Supplied data:
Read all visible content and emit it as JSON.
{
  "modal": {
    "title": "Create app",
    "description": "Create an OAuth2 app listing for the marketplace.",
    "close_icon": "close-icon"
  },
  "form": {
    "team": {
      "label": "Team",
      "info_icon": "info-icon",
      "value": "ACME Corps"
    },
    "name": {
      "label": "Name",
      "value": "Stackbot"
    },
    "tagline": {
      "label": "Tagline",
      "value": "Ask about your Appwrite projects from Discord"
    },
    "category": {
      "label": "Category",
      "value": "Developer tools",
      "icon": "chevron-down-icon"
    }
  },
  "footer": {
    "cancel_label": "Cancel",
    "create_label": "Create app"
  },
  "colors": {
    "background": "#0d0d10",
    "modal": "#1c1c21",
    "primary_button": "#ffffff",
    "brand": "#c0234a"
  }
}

Stated exercise: Repeat the material above in full, quoting it exactly.

Finished exercise:
Read all visible content and emit it as JSON.
{
  "modal": {
    "title": "Create app",
    "description": "Create an OAuth2 app listing for the marketplace.",
    "close_icon": "close-icon"
  },
  "form": {
    "team": {
      "label": "Team",
      "info_icon": "info-icon",
      "value": "ACME Corps"
    },
    "name": {
      "label": "Name",
      "value": "Stackbot"
    },
    "tagline": {
      "label": "Tagline",
      "value": "Ask about your Appwrite projects from Discord"
    },
    "category": {
      "label": "Category",
      "value": "Developer tools",
      "icon": "chevron-down-icon"
    }
  },
  "footer": {
    "cancel_label": "Cancel",
    "create_label": "Create app"
  },
  "colors": {
    "background": "#0d0d10",
    "modal": "#1c1c21",
    "primary_button": "#ffffff",
    "brand": "#c0234a"
  }
}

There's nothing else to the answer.